** BEGIN RECORDS PROVIDED **
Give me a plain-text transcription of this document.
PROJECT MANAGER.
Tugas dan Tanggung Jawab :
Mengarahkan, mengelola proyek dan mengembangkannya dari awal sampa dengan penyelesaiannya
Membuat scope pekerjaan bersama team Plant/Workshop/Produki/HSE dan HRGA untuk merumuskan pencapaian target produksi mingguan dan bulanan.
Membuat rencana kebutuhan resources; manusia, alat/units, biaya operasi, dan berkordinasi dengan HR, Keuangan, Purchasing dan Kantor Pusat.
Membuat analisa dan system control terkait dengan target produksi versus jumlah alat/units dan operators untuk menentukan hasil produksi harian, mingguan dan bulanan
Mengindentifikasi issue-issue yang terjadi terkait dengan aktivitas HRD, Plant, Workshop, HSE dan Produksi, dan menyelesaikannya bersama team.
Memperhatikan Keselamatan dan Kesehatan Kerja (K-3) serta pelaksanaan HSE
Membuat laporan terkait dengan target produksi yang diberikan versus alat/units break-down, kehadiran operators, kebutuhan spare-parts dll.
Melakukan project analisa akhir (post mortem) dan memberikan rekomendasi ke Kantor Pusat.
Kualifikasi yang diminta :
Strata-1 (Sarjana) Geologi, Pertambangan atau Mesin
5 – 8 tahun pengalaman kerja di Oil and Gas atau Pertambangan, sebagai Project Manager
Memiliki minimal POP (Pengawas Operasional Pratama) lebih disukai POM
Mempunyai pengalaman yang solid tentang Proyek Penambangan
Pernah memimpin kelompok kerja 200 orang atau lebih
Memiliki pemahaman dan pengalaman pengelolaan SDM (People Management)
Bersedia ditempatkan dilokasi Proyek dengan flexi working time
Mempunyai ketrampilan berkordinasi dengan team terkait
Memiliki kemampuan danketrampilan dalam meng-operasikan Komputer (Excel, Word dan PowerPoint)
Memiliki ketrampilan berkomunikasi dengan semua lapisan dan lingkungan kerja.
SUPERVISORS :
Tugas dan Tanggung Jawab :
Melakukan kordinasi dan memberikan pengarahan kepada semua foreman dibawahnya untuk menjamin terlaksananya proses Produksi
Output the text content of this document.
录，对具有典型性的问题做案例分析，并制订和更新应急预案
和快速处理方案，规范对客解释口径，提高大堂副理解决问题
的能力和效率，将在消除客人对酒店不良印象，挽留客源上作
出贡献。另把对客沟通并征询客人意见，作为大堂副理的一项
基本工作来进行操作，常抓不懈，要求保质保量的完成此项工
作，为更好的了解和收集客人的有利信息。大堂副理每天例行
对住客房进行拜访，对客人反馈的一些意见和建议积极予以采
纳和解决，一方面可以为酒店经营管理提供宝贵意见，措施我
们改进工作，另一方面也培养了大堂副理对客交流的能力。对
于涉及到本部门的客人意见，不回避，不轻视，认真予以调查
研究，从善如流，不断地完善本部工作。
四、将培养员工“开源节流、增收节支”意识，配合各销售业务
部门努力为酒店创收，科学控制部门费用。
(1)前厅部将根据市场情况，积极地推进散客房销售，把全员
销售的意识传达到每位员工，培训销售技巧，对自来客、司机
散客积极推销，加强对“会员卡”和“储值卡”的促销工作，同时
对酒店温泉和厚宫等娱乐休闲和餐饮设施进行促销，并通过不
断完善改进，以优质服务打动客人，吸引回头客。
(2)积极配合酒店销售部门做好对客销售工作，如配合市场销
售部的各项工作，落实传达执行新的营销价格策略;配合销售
** END RECORDS PROVIDED **
TASK DETAILS
Look above for the line containing "Output the text content of this document."; copy from it through the last line, exactly, and nothing more.

WORKED SOLUTION
Output the text content of this document.
录，对具有典型性的问题做案例分析，并制订和更新应急预案
和快速处理方案，规范对客解释口径，提高大堂副理解决问题
的能力和效率，将在消除客人对酒店不良印象，挽留客源上作
出贡献。另把对客沟通并征询客人意见，作为大堂副理的一项
基本工作来进行操作，常抓不懈，要求保质保量的完成此项工
作，为更好的了解和收集客人的有利信息。大堂副理每天例行
对住客房进行拜访，对客人反馈的一些意见和建议积极予以采
纳和解决，一方面可以为酒店经营管理提供宝贵意见，措施我
们改进工作，另一方面也培养了大堂副理对客交流的能力。对
于涉及到本部门的客人意见，不回避，不轻视，认真予以调查
研究，从善如流，不断地完善本部工作。
四、将培养员工“开源节流、增收节支”意识，配合各销售业务
部门努力为酒店创收，科学控制部门费用。
(1)前厅部将根据市场情况，积极地推进散客房销售，把全员
销售的意识传达到每位员工，培训销售技巧，对自来客、司机
散客积极推销，加强对“会员卡”和“储值卡”的促销工作，同时
对酒店温泉和厚宫等娱乐休闲和餐饮设施进行促销，并通过不
断完善改进，以优质服务打动客人，吸引回头客。
(2)积极配合酒店销售部门做好对客销售工作，如配合市场销
售部的各项工作，落实传达执行新的营销价格策略;配合销售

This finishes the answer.